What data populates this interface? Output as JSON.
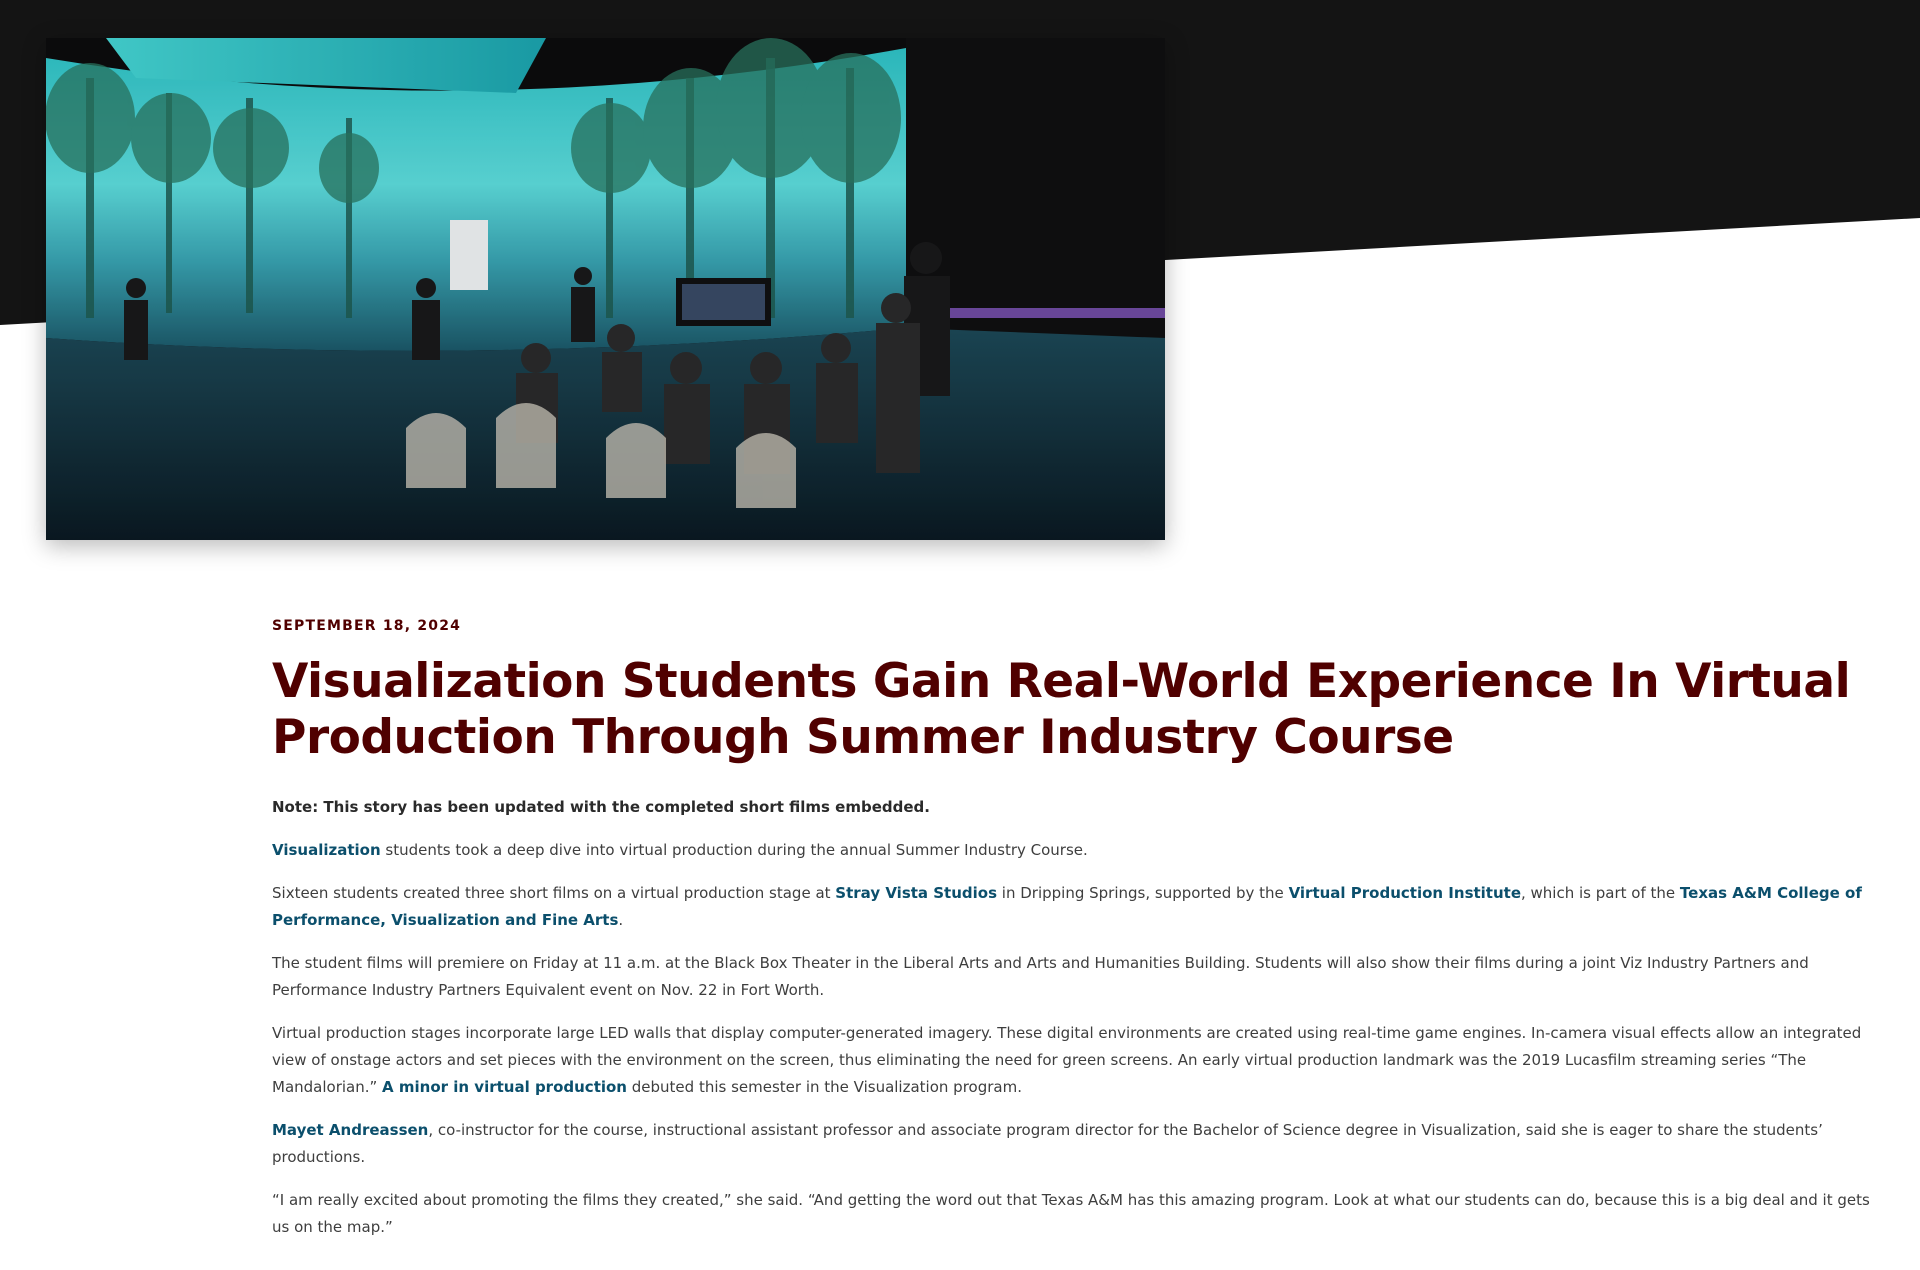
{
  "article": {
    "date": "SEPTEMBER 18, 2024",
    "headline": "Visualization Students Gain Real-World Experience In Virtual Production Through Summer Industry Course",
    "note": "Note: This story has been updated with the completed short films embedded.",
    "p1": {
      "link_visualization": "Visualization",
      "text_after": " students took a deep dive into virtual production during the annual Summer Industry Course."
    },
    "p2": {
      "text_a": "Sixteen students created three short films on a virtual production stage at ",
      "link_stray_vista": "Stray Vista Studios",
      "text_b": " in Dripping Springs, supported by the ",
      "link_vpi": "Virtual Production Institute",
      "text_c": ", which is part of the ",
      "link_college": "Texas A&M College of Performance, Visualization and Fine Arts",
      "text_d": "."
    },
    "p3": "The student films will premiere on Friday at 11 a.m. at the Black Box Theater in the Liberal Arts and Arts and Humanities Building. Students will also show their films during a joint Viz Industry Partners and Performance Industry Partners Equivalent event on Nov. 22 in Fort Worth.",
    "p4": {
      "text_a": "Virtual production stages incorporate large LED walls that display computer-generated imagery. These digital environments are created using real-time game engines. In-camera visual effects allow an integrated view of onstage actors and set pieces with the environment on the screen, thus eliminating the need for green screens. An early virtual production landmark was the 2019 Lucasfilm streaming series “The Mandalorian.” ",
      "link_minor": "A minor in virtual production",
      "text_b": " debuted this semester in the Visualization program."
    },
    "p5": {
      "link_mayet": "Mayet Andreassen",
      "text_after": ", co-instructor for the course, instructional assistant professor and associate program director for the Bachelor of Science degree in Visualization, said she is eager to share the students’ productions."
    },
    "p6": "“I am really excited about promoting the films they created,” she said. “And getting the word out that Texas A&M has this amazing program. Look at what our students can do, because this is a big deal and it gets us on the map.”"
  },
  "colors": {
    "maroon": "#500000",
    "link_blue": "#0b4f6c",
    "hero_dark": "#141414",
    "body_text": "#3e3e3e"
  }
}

→ Given request:
What is the number of lines in the data that hold the string "Performance"? Answer with the number only.

→ Solved problem:
2